### REQUIRED TASK
Repeat every entry in the listing below, exactly.

────────────────

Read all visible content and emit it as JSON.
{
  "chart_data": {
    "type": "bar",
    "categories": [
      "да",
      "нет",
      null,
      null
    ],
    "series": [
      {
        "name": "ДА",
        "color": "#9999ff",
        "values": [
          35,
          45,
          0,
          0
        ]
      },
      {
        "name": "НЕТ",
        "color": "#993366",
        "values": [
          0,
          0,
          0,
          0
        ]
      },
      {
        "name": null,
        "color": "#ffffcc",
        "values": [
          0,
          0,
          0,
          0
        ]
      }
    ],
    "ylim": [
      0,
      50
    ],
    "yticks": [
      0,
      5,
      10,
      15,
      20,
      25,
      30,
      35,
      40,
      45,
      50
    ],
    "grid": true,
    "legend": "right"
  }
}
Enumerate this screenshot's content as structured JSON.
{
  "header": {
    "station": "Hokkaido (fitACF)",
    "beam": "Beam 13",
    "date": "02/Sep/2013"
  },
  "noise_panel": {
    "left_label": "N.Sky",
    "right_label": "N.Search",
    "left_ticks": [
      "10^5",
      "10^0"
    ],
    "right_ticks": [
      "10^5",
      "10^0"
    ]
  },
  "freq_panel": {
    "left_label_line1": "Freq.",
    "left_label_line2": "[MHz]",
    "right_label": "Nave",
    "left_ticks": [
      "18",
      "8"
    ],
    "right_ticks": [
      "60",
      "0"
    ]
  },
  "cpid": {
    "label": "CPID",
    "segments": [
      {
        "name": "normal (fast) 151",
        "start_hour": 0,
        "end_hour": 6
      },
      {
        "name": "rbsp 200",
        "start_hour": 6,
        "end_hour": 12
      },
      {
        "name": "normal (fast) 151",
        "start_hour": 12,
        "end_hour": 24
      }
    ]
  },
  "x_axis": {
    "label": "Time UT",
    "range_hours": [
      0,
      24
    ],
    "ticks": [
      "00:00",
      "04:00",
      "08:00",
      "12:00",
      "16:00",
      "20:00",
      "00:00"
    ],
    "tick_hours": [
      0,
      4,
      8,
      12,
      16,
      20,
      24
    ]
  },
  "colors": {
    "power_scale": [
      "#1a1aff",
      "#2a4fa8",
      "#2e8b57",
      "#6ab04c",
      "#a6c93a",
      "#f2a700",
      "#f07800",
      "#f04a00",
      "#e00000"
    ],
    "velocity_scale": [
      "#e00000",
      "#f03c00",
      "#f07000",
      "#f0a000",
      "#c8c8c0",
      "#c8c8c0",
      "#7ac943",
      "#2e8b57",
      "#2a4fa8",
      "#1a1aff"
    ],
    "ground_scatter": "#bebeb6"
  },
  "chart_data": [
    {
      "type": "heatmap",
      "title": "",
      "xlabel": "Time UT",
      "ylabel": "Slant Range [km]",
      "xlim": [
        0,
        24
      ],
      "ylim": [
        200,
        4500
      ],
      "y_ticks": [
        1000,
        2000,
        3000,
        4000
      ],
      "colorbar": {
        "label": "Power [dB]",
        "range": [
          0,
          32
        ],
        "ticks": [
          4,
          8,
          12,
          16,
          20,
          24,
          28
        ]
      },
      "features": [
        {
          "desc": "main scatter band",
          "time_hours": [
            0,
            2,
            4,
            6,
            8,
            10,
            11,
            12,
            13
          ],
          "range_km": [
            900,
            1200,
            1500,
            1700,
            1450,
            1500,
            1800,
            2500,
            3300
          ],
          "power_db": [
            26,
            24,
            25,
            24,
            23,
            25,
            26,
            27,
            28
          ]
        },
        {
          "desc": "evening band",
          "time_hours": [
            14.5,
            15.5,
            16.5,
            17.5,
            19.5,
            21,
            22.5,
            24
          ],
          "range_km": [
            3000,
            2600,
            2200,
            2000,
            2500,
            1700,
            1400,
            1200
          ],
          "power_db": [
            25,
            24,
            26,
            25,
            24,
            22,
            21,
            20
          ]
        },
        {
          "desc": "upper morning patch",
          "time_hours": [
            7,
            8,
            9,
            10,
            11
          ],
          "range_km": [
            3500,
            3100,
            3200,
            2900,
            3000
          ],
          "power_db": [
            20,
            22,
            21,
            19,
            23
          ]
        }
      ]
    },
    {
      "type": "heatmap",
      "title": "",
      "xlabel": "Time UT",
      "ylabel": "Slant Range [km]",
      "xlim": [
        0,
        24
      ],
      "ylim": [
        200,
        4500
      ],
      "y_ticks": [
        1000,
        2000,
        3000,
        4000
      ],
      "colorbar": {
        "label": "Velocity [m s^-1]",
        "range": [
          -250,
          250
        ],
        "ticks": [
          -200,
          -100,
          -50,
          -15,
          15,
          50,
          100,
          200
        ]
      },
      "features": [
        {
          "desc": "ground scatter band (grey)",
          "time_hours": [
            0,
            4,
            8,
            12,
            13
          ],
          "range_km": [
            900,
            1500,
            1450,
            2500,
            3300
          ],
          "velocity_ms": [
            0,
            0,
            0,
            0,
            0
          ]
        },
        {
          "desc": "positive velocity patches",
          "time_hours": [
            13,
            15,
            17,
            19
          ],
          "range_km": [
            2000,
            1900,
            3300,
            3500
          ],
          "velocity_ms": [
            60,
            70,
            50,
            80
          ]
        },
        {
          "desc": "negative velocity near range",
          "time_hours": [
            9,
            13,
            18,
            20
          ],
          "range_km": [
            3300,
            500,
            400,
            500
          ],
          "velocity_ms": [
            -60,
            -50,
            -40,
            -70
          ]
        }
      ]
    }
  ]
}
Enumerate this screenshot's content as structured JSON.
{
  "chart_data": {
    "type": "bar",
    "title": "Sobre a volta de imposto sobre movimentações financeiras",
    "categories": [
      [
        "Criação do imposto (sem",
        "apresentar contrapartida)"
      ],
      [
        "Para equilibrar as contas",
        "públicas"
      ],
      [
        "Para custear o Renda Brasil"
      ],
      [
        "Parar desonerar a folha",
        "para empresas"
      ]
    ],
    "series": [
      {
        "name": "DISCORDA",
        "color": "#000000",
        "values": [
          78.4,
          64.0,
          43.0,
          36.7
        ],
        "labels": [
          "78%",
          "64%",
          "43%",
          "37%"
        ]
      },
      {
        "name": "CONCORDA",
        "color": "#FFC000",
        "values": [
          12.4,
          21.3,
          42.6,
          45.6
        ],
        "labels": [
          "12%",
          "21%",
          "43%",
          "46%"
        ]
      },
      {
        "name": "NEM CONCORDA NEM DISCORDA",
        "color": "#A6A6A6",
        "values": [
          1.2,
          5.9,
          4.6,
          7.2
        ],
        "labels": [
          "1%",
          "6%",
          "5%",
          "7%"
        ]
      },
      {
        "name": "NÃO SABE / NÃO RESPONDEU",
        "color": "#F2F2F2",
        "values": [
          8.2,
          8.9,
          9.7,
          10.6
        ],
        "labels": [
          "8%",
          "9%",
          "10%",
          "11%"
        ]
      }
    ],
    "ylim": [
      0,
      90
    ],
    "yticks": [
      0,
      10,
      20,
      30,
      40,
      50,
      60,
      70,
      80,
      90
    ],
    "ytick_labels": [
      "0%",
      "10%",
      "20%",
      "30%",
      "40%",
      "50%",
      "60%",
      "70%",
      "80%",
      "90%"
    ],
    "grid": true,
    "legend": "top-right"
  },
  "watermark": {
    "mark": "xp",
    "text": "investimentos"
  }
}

────────────────

### ANSWER FOR THE TASK
Read all visible content and emit it as JSON.
{
  "chart_data": {
    "type": "bar",
    "categories": [
      "да",
      "нет",
      null,
      null
    ],
    "series": [
      {
        "name": "ДА",
        "color": "#9999ff",
        "values": [
          35,
          45,
          0,
          0
        ]
      },
      {
        "name": "НЕТ",
        "color": "#993366",
        "values": [
          0,
          0,
          0,
          0
        ]
      },
      {
        "name": null,
        "color": "#ffffcc",
        "values": [
          0,
          0,
          0,
          0
        ]
      }
    ],
    "ylim": [
      0,
      50
    ],
    "yticks": [
      0,
      5,
      10,
      15,
      20,
      25,
      30,
      35,
      40,
      45,
      50
    ],
    "grid": true,
    "legend": "right"
  }
}
Enumerate this screenshot's content as structured JSON.
{
  "header": {
    "station": "Hokkaido (fitACF)",
    "beam": "Beam 13",
    "date": "02/Sep/2013"
  },
  "noise_panel": {
    "left_label": "N.Sky",
    "right_label": "N.Search",
    "left_ticks": [
      "10^5",
      "10^0"
    ],
    "right_ticks": [
      "10^5",
      "10^0"
    ]
  },
  "freq_panel": {
    "left_label_line1": "Freq.",
    "left_label_line2": "[MHz]",
    "right_label": "Nave",
    "left_ticks": [
      "18",
      "8"
    ],
    "right_ticks": [
      "60",
      "0"
    ]
  },
  "cpid": {
    "label": "CPID",
    "segments": [
      {
        "name": "normal (fast) 151",
        "start_hour": 0,
        "end_hour": 6
      },
      {
        "name": "rbsp 200",
        "start_hour": 6,
        "end_hour": 12
      },
      {
        "name": "normal (fast) 151",
        "start_hour": 12,
        "end_hour": 24
      }
    ]
  },
  "x_axis": {
    "label": "Time UT",
    "range_hours": [
      0,
      24
    ],
    "ticks": [
      "00:00",
      "04:00",
      "08:00",
      "12:00",
      "16:00",
      "20:00",
      "00:00"
    ],
    "tick_hours": [
      0,
      4,
      8,
      12,
      16,
      20,
      24
    ]
  },
  "colors": {
    "power_scale": [
      "#1a1aff",
      "#2a4fa8",
      "#2e8b57",
      "#6ab04c",
      "#a6c93a",
      "#f2a700",
      "#f07800",
      "#f04a00",
      "#e00000"
    ],
    "velocity_scale": [
      "#e00000",
      "#f03c00",
      "#f07000",
      "#f0a000",
      "#c8c8c0",
      "#c8c8c0",
      "#7ac943",
      "#2e8b57",
      "#2a4fa8",
      "#1a1aff"
    ],
    "ground_scatter": "#bebeb6"
  },
  "chart_data": [
    {
      "type": "heatmap",
      "title": "",
      "xlabel": "Time UT",
      "ylabel": "Slant Range [km]",
      "xlim": [
        0,
        24
      ],
      "ylim": [
        200,
        4500
      ],
      "y_ticks": [
        1000,
        2000,
        3000,
        4000
      ],
      "colorbar": {
        "label": "Power [dB]",
        "range": [
          0,
          32
        ],
        "ticks": [
          4,
          8,
          12,
          16,
          20,
          24,
          28
        ]
      },
      "features": [
        {
          "desc": "main scatter band",
          "time_hours": [
            0,
            2,
            4,
            6,
            8,
            10,
            11,
            12,
            13
          ],
          "range_km": [
            900,
            1200,
            1500,
            1700,
            1450,
            1500,
            1800,
            2500,
            3300
          ],
          "power_db": [
            26,
            24,
            25,
            24,
            23,
            25,
            26,
            27,
            28
          ]
        },
        {
          "desc": "evening band",
          "time_hours": [
            14.5,
            15.5,
            16.5,
            17.5,
            19.5,
            21,
            22.5,
            24
          ],
          "range_km": [
            3000,
            2600,
            2200,
            2000,
            2500,
            1700,
            1400,
            1200
          ],
          "power_db": [
            25,
            24,
            26,
            25,
            24,
            22,
            21,
            20
          ]
        },
        {
          "desc": "upper morning patch",
          "time_hours": [
            7,
            8,
            9,
            10,
            11
          ],
          "range_km": [
            3500,
            3100,
            3200,
            2900,
            3000
          ],
          "power_db": [
            20,
            22,
            21,
            19,
            23
          ]
        }
      ]
    },
    {
      "type": "heatmap",
      "title": "",
      "xlabel": "Time UT",
      "ylabel": "Slant Range [km]",
      "xlim": [
        0,
        24
      ],
      "ylim": [
        200,
        4500
      ],
      "y_ticks": [
        1000,
        2000,
        3000,
        4000
      ],
      "colorbar": {
        "label": "Velocity [m s^-1]",
        "range": [
          -250,
          250
        ],
        "ticks": [
          -200,
          -100,
          -50,
          -15,
          15,
          50,
          100,
          200
        ]
      },
      "features": [
        {
          "desc": "ground scatter band (grey)",
          "time_hours": [
            0,
            4,
            8,
            12,
            13
          ],
          "range_km": [
            900,
            1500,
            1450,
            2500,
            3300
          ],
          "velocity_ms": [
            0,
            0,
            0,
            0,
            0
          ]
        },
        {
          "desc": "positive velocity patches",
          "time_hours": [
            13,
            15,
            17,
            19
          ],
          "range_km": [
            2000,
            1900,
            3300,
            3500
          ],
          "velocity_ms": [
            60,
            70,
            50,
            80
          ]
        },
        {
          "desc": "negative velocity near range",
          "time_hours": [
            9,
            13,
            18,
            20
          ],
          "range_km": [
            3300,
            500,
            400,
            500
          ],
          "velocity_ms": [
            -60,
            -50,
            -40,
            -70
          ]
        }
      ]
    }
  ]
}
Enumerate this screenshot's content as structured JSON.
{
  "chart_data": {
    "type": "bar",
    "title": "Sobre a volta de imposto sobre movimentações financeiras",
    "categories": [
      [
        "Criação do imposto (sem",
        "apresentar contrapartida)"
      ],
      [
        "Para equilibrar as contas",
        "públicas"
      ],
      [
        "Para custear o Renda Brasil"
      ],
      [
        "Parar desonerar a folha",
        "para empresas"
      ]
    ],
    "series": [
      {
        "name": "DISCORDA",
        "color": "#000000",
        "values": [
          78.4,
          64.0,
          43.0,
          36.7
        ],
        "labels": [
          "78%",
          "64%",
          "43%",
          "37%"
        ]
      },
      {
        "name": "CONCORDA",
        "color": "#FFC000",
        "values": [
          12.4,
          21.3,
          42.6,
          45.6
        ],
        "labels": [
          "12%",
          "21%",
          "43%",
          "46%"
        ]
      },
      {
        "name": "NEM CONCORDA NEM DISCORDA",
        "color": "#A6A6A6",
        "values": [
          1.2,
          5.9,
          4.6,
          7.2
        ],
        "labels": [
          "1%",
          "6%",
          "5%",
          "7%"
        ]
      },
      {
        "name": "NÃO SABE / NÃO RESPONDEU",
        "color": "#F2F2F2",
        "values": [
          8.2,
          8.9,
          9.7,
          10.6
        ],
        "labels": [
          "8%",
          "9%",
          "10%",
          "11%"
        ]
      }
    ],
    "ylim": [
      0,
      90
    ],
    "yticks": [
      0,
      10,
      20,
      30,
      40,
      50,
      60,
      70,
      80,
      90
    ],
    "ytick_labels": [
      "0%",
      "10%",
      "20%",
      "30%",
      "40%",
      "50%",
      "60%",
      "70%",
      "80%",
      "90%"
    ],
    "grid": true,
    "legend": "top-right"
  },
  "watermark": {
    "mark": "xp",
    "text": "investimentos"
  }
}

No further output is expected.